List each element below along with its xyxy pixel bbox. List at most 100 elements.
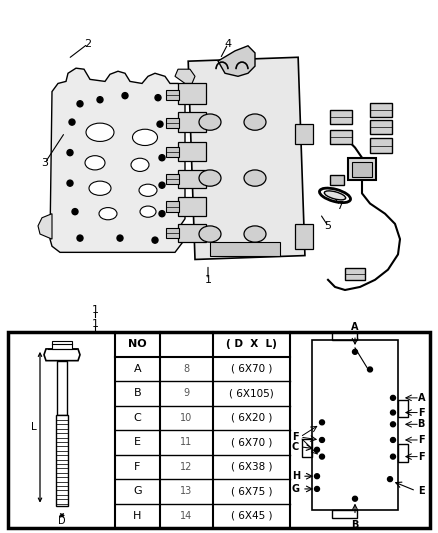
- Text: ( 6X70 ): ( 6X70 ): [231, 364, 272, 374]
- Text: A: A: [417, 393, 425, 403]
- Circle shape: [319, 454, 325, 459]
- Text: ( 6X70 ): ( 6X70 ): [231, 438, 272, 447]
- Polygon shape: [38, 214, 52, 239]
- Text: G: G: [292, 484, 300, 494]
- Ellipse shape: [244, 226, 266, 242]
- Text: 11: 11: [180, 438, 193, 447]
- Ellipse shape: [244, 170, 266, 186]
- Bar: [178, 224, 206, 242]
- Circle shape: [159, 155, 165, 161]
- Circle shape: [391, 395, 396, 400]
- Circle shape: [97, 96, 103, 103]
- Bar: [330, 175, 344, 185]
- Ellipse shape: [199, 114, 221, 130]
- Bar: [330, 110, 352, 124]
- Circle shape: [159, 211, 165, 217]
- Polygon shape: [218, 46, 255, 76]
- Circle shape: [122, 93, 128, 99]
- Text: G: G: [133, 487, 142, 496]
- Bar: [398, 444, 408, 462]
- Text: B: B: [134, 389, 141, 399]
- Ellipse shape: [131, 158, 149, 172]
- Text: H: H: [133, 511, 141, 521]
- Bar: [352, 162, 372, 177]
- Bar: [370, 120, 392, 134]
- Bar: [178, 84, 206, 104]
- Circle shape: [314, 447, 319, 452]
- Polygon shape: [50, 68, 185, 252]
- Ellipse shape: [89, 181, 111, 196]
- Text: B: B: [417, 419, 425, 429]
- Text: ( 6X45 ): ( 6X45 ): [231, 511, 272, 521]
- Circle shape: [152, 237, 158, 243]
- Text: E: E: [134, 438, 141, 447]
- Bar: [57, 361, 67, 416]
- Text: ( 6X75 ): ( 6X75 ): [231, 487, 272, 496]
- Text: H: H: [292, 471, 300, 481]
- Bar: [166, 174, 179, 184]
- Circle shape: [77, 235, 83, 241]
- Circle shape: [353, 350, 357, 354]
- Bar: [166, 90, 179, 100]
- Bar: [370, 139, 392, 152]
- Text: 14: 14: [180, 511, 193, 521]
- Circle shape: [157, 121, 163, 127]
- Text: 7: 7: [336, 200, 343, 211]
- Bar: [312, 340, 398, 511]
- Circle shape: [314, 474, 319, 479]
- Circle shape: [391, 454, 396, 459]
- Text: 1: 1: [92, 305, 99, 316]
- Text: 6: 6: [364, 165, 371, 175]
- Text: C: C: [134, 413, 141, 423]
- Polygon shape: [44, 349, 80, 361]
- Text: 8: 8: [184, 364, 190, 374]
- Text: 10: 10: [180, 413, 193, 423]
- Bar: [56, 416, 68, 506]
- Ellipse shape: [133, 129, 158, 146]
- Circle shape: [159, 182, 165, 188]
- Bar: [332, 511, 357, 518]
- Bar: [52, 341, 72, 349]
- Text: 5: 5: [325, 221, 332, 231]
- Ellipse shape: [140, 206, 156, 217]
- Text: F: F: [292, 432, 299, 442]
- Text: 1: 1: [92, 319, 99, 329]
- Bar: [345, 268, 365, 280]
- Circle shape: [319, 420, 325, 425]
- Text: A: A: [134, 364, 141, 374]
- Ellipse shape: [199, 226, 221, 242]
- Text: B: B: [351, 520, 359, 530]
- Text: A: A: [351, 322, 359, 332]
- Text: F: F: [418, 408, 425, 417]
- Text: 2: 2: [85, 39, 92, 49]
- Text: 12: 12: [180, 462, 193, 472]
- Text: 4: 4: [224, 39, 232, 49]
- Bar: [398, 400, 408, 417]
- Circle shape: [391, 410, 396, 415]
- Circle shape: [72, 208, 78, 215]
- Text: 1: 1: [205, 275, 212, 285]
- Text: ( D  X  L): ( D X L): [226, 340, 277, 350]
- Bar: [166, 118, 179, 128]
- Text: ( 6X38 ): ( 6X38 ): [231, 462, 272, 472]
- Circle shape: [155, 95, 161, 101]
- Text: 9: 9: [184, 389, 190, 399]
- Bar: [370, 103, 392, 117]
- Circle shape: [67, 150, 73, 156]
- Text: F: F: [134, 462, 141, 472]
- Circle shape: [67, 180, 73, 186]
- Circle shape: [117, 235, 123, 241]
- Bar: [166, 147, 179, 157]
- Circle shape: [314, 487, 319, 491]
- Circle shape: [319, 438, 325, 442]
- Circle shape: [391, 438, 396, 442]
- Bar: [295, 224, 313, 249]
- Text: F: F: [418, 451, 425, 462]
- Text: F: F: [418, 435, 425, 445]
- Bar: [330, 130, 352, 144]
- Ellipse shape: [86, 123, 114, 141]
- Bar: [178, 142, 206, 161]
- Bar: [348, 158, 376, 180]
- Text: ( 6X20 ): ( 6X20 ): [231, 413, 272, 423]
- Circle shape: [69, 119, 75, 125]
* * * * * * *
(AIM OF THE TASK)
Write out the data word for word, starting with the line that contains "364, 272, 374]" and going on through the line that contains "- Circle shape: [314, 447, 319, 452]", with both of those lines included.

(WORKED SOLUTION)
- Text: ( 6X70 ): ( 6X70 ): [231, 364, 272, 374]
- Text: A: A: [417, 393, 425, 403]
- Circle shape: [319, 454, 325, 459]
- Text: ( 6X70 ): ( 6X70 ): [231, 438, 272, 447]
- Polygon shape: [38, 214, 52, 239]
- Text: G: G: [292, 484, 300, 494]
- Ellipse shape: [244, 226, 266, 242]
- Text: 11: 11: [180, 438, 193, 447]
- Ellipse shape: [244, 170, 266, 186]
- Bar: [178, 224, 206, 242]
- Circle shape: [159, 155, 165, 161]
- Circle shape: [391, 395, 396, 400]
- Circle shape: [97, 96, 103, 103]
- Bar: [330, 175, 344, 185]
- Ellipse shape: [199, 114, 221, 130]
- Bar: [330, 110, 352, 124]
- Circle shape: [159, 211, 165, 217]
- Polygon shape: [218, 46, 255, 76]
- Circle shape: [122, 93, 128, 99]
- Text: G: G: [133, 487, 142, 496]
- Bar: [398, 444, 408, 462]
- Text: B: B: [134, 389, 141, 399]
- Ellipse shape: [131, 158, 149, 172]
- Text: H: H: [133, 511, 141, 521]
- Bar: [352, 162, 372, 177]
- Bar: [370, 120, 392, 134]
- Bar: [178, 84, 206, 104]
- Circle shape: [314, 447, 319, 452]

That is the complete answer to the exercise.